Data for this task ->
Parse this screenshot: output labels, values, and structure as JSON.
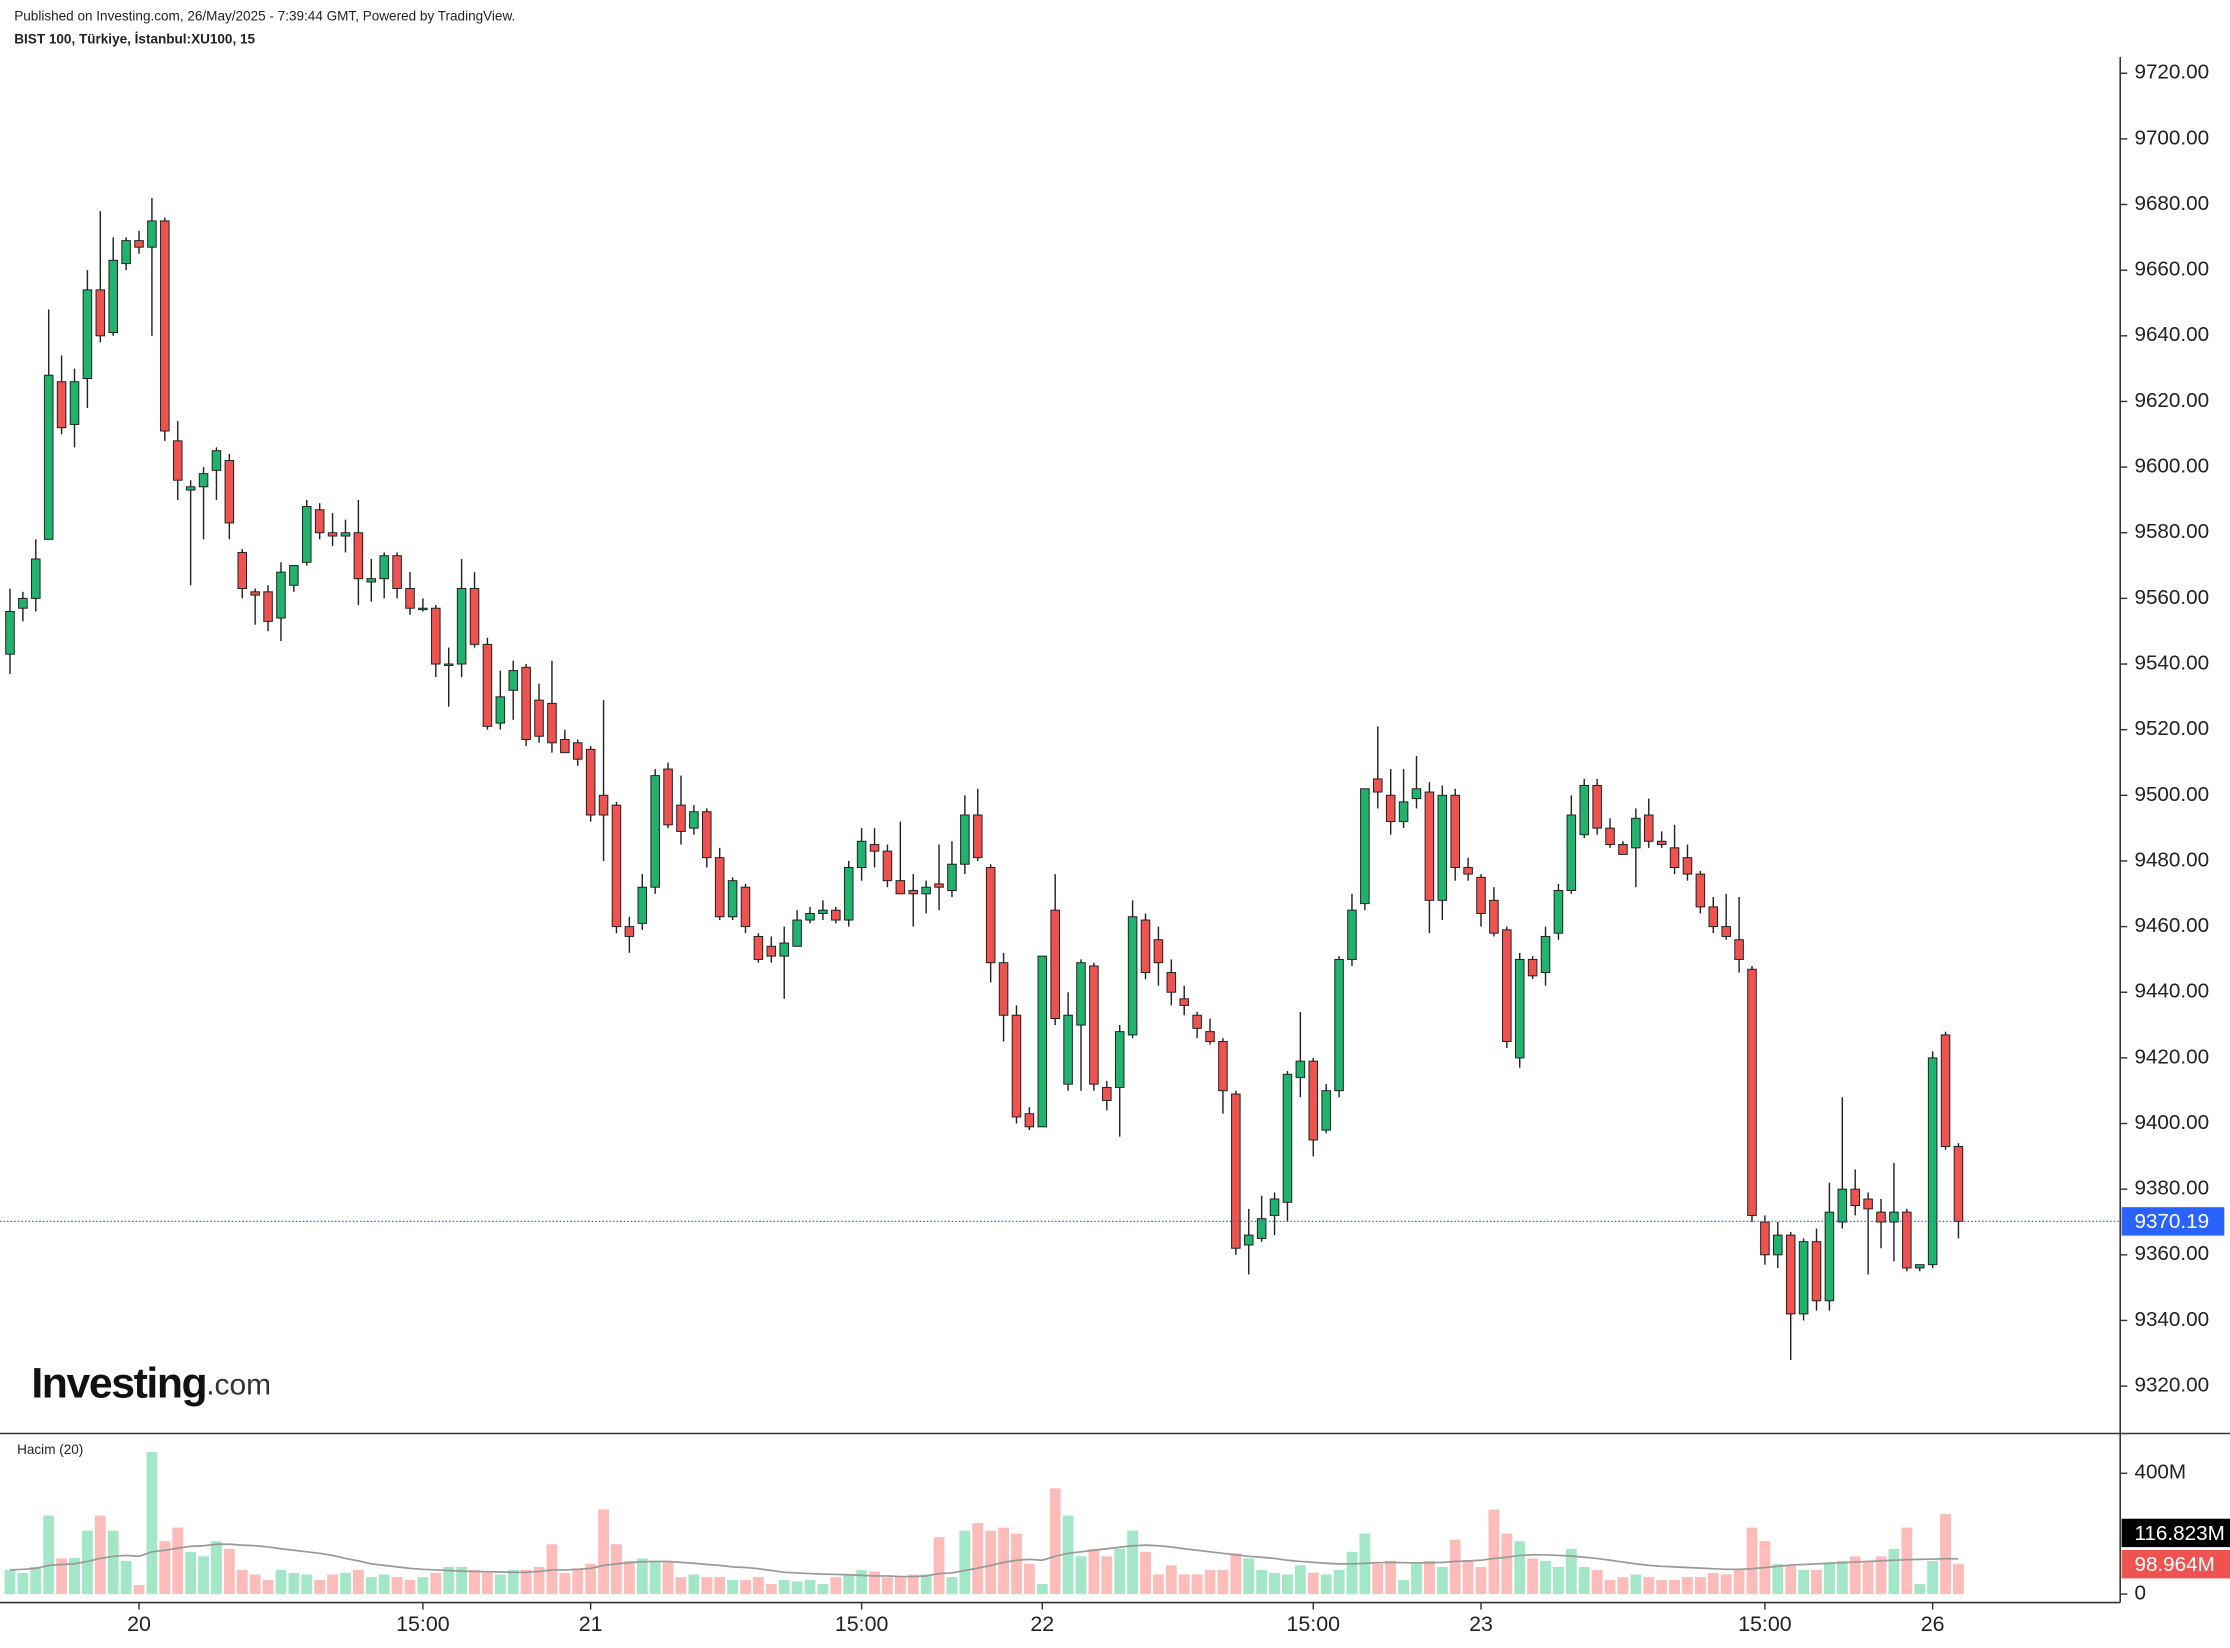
{
  "logo": {
    "brand": "Investing",
    "suffix": ".com"
  },
  "chart_data": {
    "type": "candlestick",
    "title": "Published on Investing.com, 26/May/2025 - 7:39:44 GMT, Powered by TradingView.",
    "subtitle": "BIST 100, Türkiye, İstanbul:XU100, 15",
    "categories": [
      null,
      null,
      null,
      null,
      null,
      null,
      null,
      null,
      null,
      null,
      "20",
      null,
      null,
      null,
      null,
      null,
      null,
      null,
      null,
      null,
      null,
      null,
      null,
      null,
      null,
      null,
      null,
      null,
      null,
      null,
      null,
      null,
      "15:00",
      null,
      null,
      null,
      null,
      null,
      null,
      null,
      null,
      null,
      null,
      null,
      null,
      "21",
      null,
      null,
      null,
      null,
      null,
      null,
      null,
      null,
      null,
      null,
      null,
      null,
      null,
      null,
      null,
      null,
      null,
      null,
      null,
      null,
      "15:00",
      null,
      null,
      null,
      null,
      null,
      null,
      null,
      null,
      null,
      null,
      null,
      null,
      null,
      "22",
      null,
      null,
      null,
      null,
      null,
      null,
      null,
      null,
      null,
      null,
      null,
      null,
      null,
      null,
      null,
      null,
      null,
      null,
      null,
      null,
      "15:00",
      null,
      null,
      null,
      null,
      null,
      null,
      null,
      null,
      null,
      null,
      null,
      null,
      "23",
      null,
      null,
      null,
      null,
      null,
      null,
      null,
      null,
      null,
      null,
      null,
      null,
      null,
      null,
      null,
      null,
      null,
      null,
      null,
      null,
      null,
      "15:00",
      null,
      null,
      null,
      null,
      null,
      null,
      null,
      null,
      null,
      null,
      null,
      null,
      "26",
      null,
      null
    ],
    "open": [
      9543,
      9557,
      9560,
      9578,
      9626,
      9613,
      9627,
      9654,
      9641,
      9662,
      9669,
      9667,
      9675,
      9608,
      9593,
      9594,
      9599,
      9602,
      9574,
      9562,
      9562,
      9554,
      9564,
      9571,
      9587,
      9580,
      9579,
      9580,
      9565,
      9566,
      9573,
      9563,
      9557,
      9557,
      9540,
      9540,
      9563,
      9546,
      9522,
      9532,
      9539,
      9529,
      9528,
      9517,
      9516,
      9514,
      9500,
      9497,
      9460,
      9461,
      9472,
      9508,
      9497,
      9490,
      9495,
      9481,
      9463,
      9472,
      9457,
      9454,
      9451,
      9454,
      9462,
      9464,
      9465,
      9462,
      9478,
      9485,
      9483,
      9474,
      9471,
      9470,
      9473,
      9471,
      9479,
      9494,
      9478,
      9449,
      9433,
      9403,
      9399,
      9465,
      9412,
      9430,
      9448,
      9411,
      9411,
      9427,
      9462,
      9456,
      9446,
      9438,
      9433,
      9428,
      9425,
      9409,
      9363,
      9365,
      9372,
      9376,
      9414,
      9419,
      9398,
      9410,
      9450,
      9467,
      9505,
      9500,
      9492,
      9499,
      9501,
      9468,
      9500,
      9478,
      9475,
      9468,
      9459,
      9420,
      9450,
      9446,
      9458,
      9471,
      9488,
      9503,
      9490,
      9485,
      9484,
      9494,
      9486,
      9484,
      9481,
      9476,
      9466,
      9460,
      9456,
      9447,
      9370,
      9360,
      9366,
      9342,
      9364,
      9346,
      9370,
      9380,
      9377,
      9373,
      9370,
      9373,
      9356,
      9357,
      9427,
      9393
    ],
    "high": [
      9563,
      9562,
      9578,
      9648,
      9634,
      9630,
      9660,
      9678,
      9670,
      9670,
      9672,
      9682,
      9676,
      9614,
      9596,
      9600,
      9606,
      9604,
      9575,
      9563,
      9564,
      9571,
      9570,
      9590,
      9589,
      9586,
      9584,
      9590,
      9572,
      9574,
      9574,
      9568,
      9560,
      9558,
      9545,
      9572,
      9568,
      9548,
      9538,
      9541,
      9540,
      9534,
      9541,
      9520,
      9517,
      9515,
      9529,
      9498,
      9463,
      9476,
      9508,
      9510,
      9506,
      9497,
      9496,
      9484,
      9475,
      9473,
      9458,
      9457,
      9460,
      9465,
      9466,
      9468,
      9466,
      9480,
      9490,
      9490,
      9485,
      9492,
      9476,
      9474,
      9485,
      9486,
      9500,
      9502,
      9479,
      9452,
      9436,
      9405,
      9451,
      9476,
      9440,
      9450,
      9449,
      9413,
      9430,
      9468,
      9464,
      9460,
      9450,
      9442,
      9434,
      9432,
      9426,
      9410,
      9374,
      9378,
      9379,
      9416,
      9434,
      9420,
      9412,
      9451,
      9470,
      9502,
      9521,
      9508,
      9508,
      9512,
      9504,
      9503,
      9502,
      9481,
      9476,
      9472,
      9460,
      9452,
      9451,
      9460,
      9473,
      9500,
      9505,
      9505,
      9493,
      9486,
      9496,
      9499,
      9489,
      9491,
      9485,
      9477,
      9469,
      9470,
      9469,
      9448,
      9372,
      9370,
      9367,
      9365,
      9368,
      9382,
      9408,
      9386,
      9379,
      9377,
      9388,
      9374,
      9357,
      9422,
      9428,
      9394
    ],
    "low": [
      9537,
      9553,
      9556,
      9578,
      9610,
      9606,
      9618,
      9638,
      9640,
      9660,
      9665,
      9640,
      9608,
      9590,
      9564,
      9578,
      9590,
      9578,
      9560,
      9552,
      9550,
      9547,
      9562,
      9570,
      9578,
      9576,
      9574,
      9558,
      9559,
      9560,
      9560,
      9555,
      9556,
      9536,
      9527,
      9536,
      9545,
      9520,
      9520,
      9523,
      9515,
      9516,
      9513,
      9513,
      9509,
      9492,
      9480,
      9458,
      9452,
      9459,
      9470,
      9490,
      9485,
      9488,
      9478,
      9462,
      9462,
      9458,
      9449,
      9449,
      9438,
      9454,
      9461,
      9462,
      9461,
      9460,
      9474,
      9478,
      9472,
      9470,
      9460,
      9464,
      9465,
      9469,
      9476,
      9480,
      9443,
      9425,
      9400,
      9398,
      9399,
      9430,
      9410,
      9410,
      9410,
      9404,
      9396,
      9426,
      9444,
      9442,
      9436,
      9433,
      9426,
      9424,
      9403,
      9360,
      9354,
      9364,
      9366,
      9370,
      9408,
      9390,
      9397,
      9408,
      9448,
      9465,
      9496,
      9488,
      9490,
      9496,
      9458,
      9462,
      9474,
      9474,
      9460,
      9457,
      9423,
      9417,
      9444,
      9442,
      9456,
      9470,
      9487,
      9488,
      9484,
      9482,
      9472,
      9484,
      9484,
      9476,
      9474,
      9464,
      9458,
      9456,
      9446,
      9370,
      9357,
      9356,
      9328,
      9340,
      9343,
      9343,
      9368,
      9372,
      9354,
      9362,
      9358,
      9355,
      9355,
      9356,
      9392,
      9365
    ],
    "close": [
      9556,
      9560,
      9572,
      9628,
      9612,
      9626,
      9654,
      9640,
      9663,
      9669,
      9667,
      9675,
      9611,
      9596,
      9594,
      9598,
      9605,
      9583,
      9563,
      9561,
      9553,
      9568,
      9570,
      9588,
      9580,
      9579,
      9580,
      9566,
      9566,
      9573,
      9563,
      9557,
      9557,
      9540,
      9540,
      9563,
      9546,
      9521,
      9530,
      9538,
      9517,
      9518,
      9516,
      9513,
      9511,
      9494,
      9494,
      9460,
      9457,
      9472,
      9506,
      9491,
      9489,
      9495,
      9481,
      9463,
      9474,
      9460,
      9450,
      9451,
      9455,
      9462,
      9464,
      9465,
      9462,
      9478,
      9486,
      9483,
      9474,
      9470,
      9470,
      9472,
      9472,
      9479,
      9494,
      9481,
      9449,
      9433,
      9402,
      9399,
      9451,
      9432,
      9433,
      9449,
      9412,
      9407,
      9428,
      9463,
      9446,
      9449,
      9440,
      9436,
      9429,
      9425,
      9410,
      9362,
      9366,
      9371,
      9377,
      9415,
      9419,
      9395,
      9410,
      9450,
      9465,
      9502,
      9501,
      9492,
      9498,
      9502,
      9468,
      9500,
      9478,
      9476,
      9464,
      9458,
      9425,
      9450,
      9445,
      9457,
      9471,
      9494,
      9503,
      9490,
      9485,
      9482,
      9493,
      9486,
      9485,
      9478,
      9476,
      9466,
      9460,
      9457,
      9450,
      9372,
      9360,
      9366,
      9342,
      9364,
      9346,
      9373,
      9380,
      9375,
      9374,
      9370,
      9373,
      9356,
      9357,
      9420,
      9393,
      9370.19
    ],
    "up_color": "#1fb36e",
    "down_color": "#ef5350",
    "last_price_color": "#2962ff",
    "ylim": [
      9306,
      9725
    ],
    "yticks": [
      {
        "value": 9320,
        "label": "9320.00"
      },
      {
        "value": 9340,
        "label": "9340.00"
      },
      {
        "value": 9360,
        "label": "9360.00"
      },
      {
        "value": 9380,
        "label": "9380.00"
      },
      {
        "value": 9400,
        "label": "9400.00"
      },
      {
        "value": 9420,
        "label": "9420.00"
      },
      {
        "value": 9440,
        "label": "9440.00"
      },
      {
        "value": 9460,
        "label": "9460.00"
      },
      {
        "value": 9480,
        "label": "9480.00"
      },
      {
        "value": 9500,
        "label": "9500.00"
      },
      {
        "value": 9520,
        "label": "9520.00"
      },
      {
        "value": 9540,
        "label": "9540.00"
      },
      {
        "value": 9560,
        "label": "9560.00"
      },
      {
        "value": 9580,
        "label": "9580.00"
      },
      {
        "value": 9600,
        "label": "9600.00"
      },
      {
        "value": 9620,
        "label": "9620.00"
      },
      {
        "value": 9640,
        "label": "9640.00"
      },
      {
        "value": 9660,
        "label": "9660.00"
      },
      {
        "value": 9680,
        "label": "9680.00"
      },
      {
        "value": 9700,
        "label": "9700.00"
      },
      {
        "value": 9720,
        "label": "9720.00"
      }
    ],
    "grid": false,
    "volume": {
      "title": "Hacim (20)",
      "values": [
        80,
        70,
        90,
        260,
        118,
        120,
        210,
        260,
        210,
        110,
        30,
        470,
        175,
        220,
        140,
        125,
        175,
        150,
        80,
        65,
        47,
        80,
        70,
        65,
        47,
        65,
        70,
        80,
        56,
        65,
        56,
        47,
        56,
        70,
        90,
        90,
        80,
        70,
        65,
        80,
        80,
        90,
        165,
        70,
        85,
        100,
        280,
        165,
        110,
        118,
        110,
        110,
        56,
        65,
        56,
        56,
        47,
        47,
        56,
        33,
        47,
        42,
        47,
        33,
        56,
        65,
        80,
        75,
        56,
        56,
        65,
        65,
        188,
        56,
        210,
        235,
        210,
        220,
        200,
        100,
        33,
        350,
        260,
        125,
        150,
        125,
        150,
        210,
        140,
        65,
        95,
        65,
        65,
        80,
        80,
        135,
        118,
        80,
        70,
        65,
        95,
        70,
        65,
        80,
        140,
        200,
        100,
        110,
        47,
        100,
        110,
        90,
        180,
        110,
        90,
        280,
        200,
        175,
        118,
        110,
        90,
        150,
        90,
        80,
        47,
        56,
        65,
        56,
        47,
        47,
        56,
        56,
        70,
        65,
        80,
        220,
        175,
        100,
        95,
        80,
        80,
        100,
        110,
        125,
        110,
        125,
        150,
        220,
        33,
        110,
        265,
        98.964
      ],
      "value_labels": [
        null,
        null,
        null,
        null,
        null,
        null,
        null,
        null,
        null,
        null,
        null,
        null,
        null,
        null,
        null,
        null,
        null,
        null,
        null,
        null,
        null,
        null,
        null,
        null,
        null,
        null,
        null,
        null,
        null,
        null,
        null,
        null,
        null,
        null,
        null,
        null,
        null,
        null,
        null,
        null,
        null,
        null,
        null,
        null,
        null,
        null,
        null,
        null,
        null,
        null,
        null,
        null,
        null,
        null,
        null,
        null,
        null,
        null,
        null,
        null,
        null,
        null,
        null,
        null,
        null,
        null,
        null,
        null,
        null,
        null,
        null,
        null,
        null,
        null,
        null,
        null,
        null,
        null,
        null,
        null,
        null,
        null,
        null,
        null,
        null,
        null,
        null,
        null,
        null,
        null,
        null,
        null,
        null,
        null,
        null,
        null,
        null,
        null,
        null,
        null,
        null,
        null,
        null,
        null,
        null,
        null,
        null,
        null,
        null,
        null,
        null,
        null,
        null,
        null,
        null,
        null,
        null,
        null,
        null,
        null,
        null,
        null,
        null,
        null,
        null,
        null,
        null,
        null,
        null,
        null,
        null,
        null,
        null,
        null,
        null,
        null,
        null,
        null,
        null,
        null,
        null,
        null,
        null,
        null,
        null,
        null,
        null,
        null,
        null,
        null,
        null,
        "98.964M"
      ],
      "ma_values": [
        80,
        82,
        85,
        95,
        98,
        100,
        108,
        118,
        125,
        128,
        125,
        140,
        145,
        152,
        158,
        160,
        165,
        165,
        162,
        160,
        156,
        150,
        145,
        140,
        135,
        128,
        118,
        110,
        100,
        95,
        90,
        85,
        82,
        80,
        78,
        76,
        75,
        74,
        73,
        72,
        72,
        75,
        80,
        80,
        82,
        85,
        95,
        100,
        104,
        107,
        108,
        108,
        105,
        102,
        98,
        95,
        90,
        88,
        84,
        78,
        72,
        70,
        68,
        66,
        65,
        64,
        62,
        60,
        60,
        58,
        58,
        60,
        68,
        70,
        78,
        86,
        95,
        105,
        112,
        115,
        112,
        125,
        135,
        140,
        145,
        150,
        155,
        160,
        162,
        160,
        156,
        150,
        145,
        140,
        135,
        130,
        125,
        122,
        118,
        112,
        108,
        105,
        102,
        100,
        100,
        102,
        104,
        105,
        104,
        103,
        104,
        105,
        108,
        110,
        112,
        118,
        122,
        128,
        130,
        130,
        128,
        126,
        122,
        118,
        112,
        106,
        100,
        95,
        92,
        90,
        88,
        86,
        84,
        82,
        82,
        84,
        88,
        92,
        96,
        98,
        100,
        102,
        104,
        106,
        108,
        110,
        112,
        114,
        115,
        116,
        117,
        116.823
      ],
      "ma_value_labels": [
        null,
        null,
        null,
        null,
        null,
        null,
        null,
        null,
        null,
        null,
        null,
        null,
        null,
        null,
        null,
        null,
        null,
        null,
        null,
        null,
        null,
        null,
        null,
        null,
        null,
        null,
        null,
        null,
        null,
        null,
        null,
        null,
        null,
        null,
        null,
        null,
        null,
        null,
        null,
        null,
        null,
        null,
        null,
        null,
        null,
        null,
        null,
        null,
        null,
        null,
        null,
        null,
        null,
        null,
        null,
        null,
        null,
        null,
        null,
        null,
        null,
        null,
        null,
        null,
        null,
        null,
        null,
        null,
        null,
        null,
        null,
        null,
        null,
        null,
        null,
        null,
        null,
        null,
        null,
        null,
        null,
        null,
        null,
        null,
        null,
        null,
        null,
        null,
        null,
        null,
        null,
        null,
        null,
        null,
        null,
        null,
        null,
        null,
        null,
        null,
        null,
        null,
        null,
        null,
        null,
        null,
        null,
        null,
        null,
        null,
        null,
        null,
        null,
        null,
        null,
        null,
        null,
        null,
        null,
        null,
        null,
        null,
        null,
        null,
        null,
        null,
        null,
        null,
        null,
        null,
        null,
        null,
        null,
        null,
        null,
        null,
        null,
        null,
        null,
        null,
        null,
        null,
        null,
        null,
        null,
        null,
        null,
        null,
        null,
        null,
        null,
        "116.823M"
      ],
      "up_color": "#a3e6c8",
      "down_color": "#fbbcba",
      "ma_color": "#999999",
      "ma_tag_color": "#000000",
      "ylim": [
        -28,
        527
      ],
      "yticks": [
        0,
        {
          "value": 400,
          "label": "400M"
        }
      ]
    }
  }
}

What the task asks -> Copy each line of the records that contains the word "Investing".

Written response ->
    "brand": "Investing",
    "title": "Published on Investing.com, 26/May/2025 - 7:39:44 GMT, Powered by TradingView.",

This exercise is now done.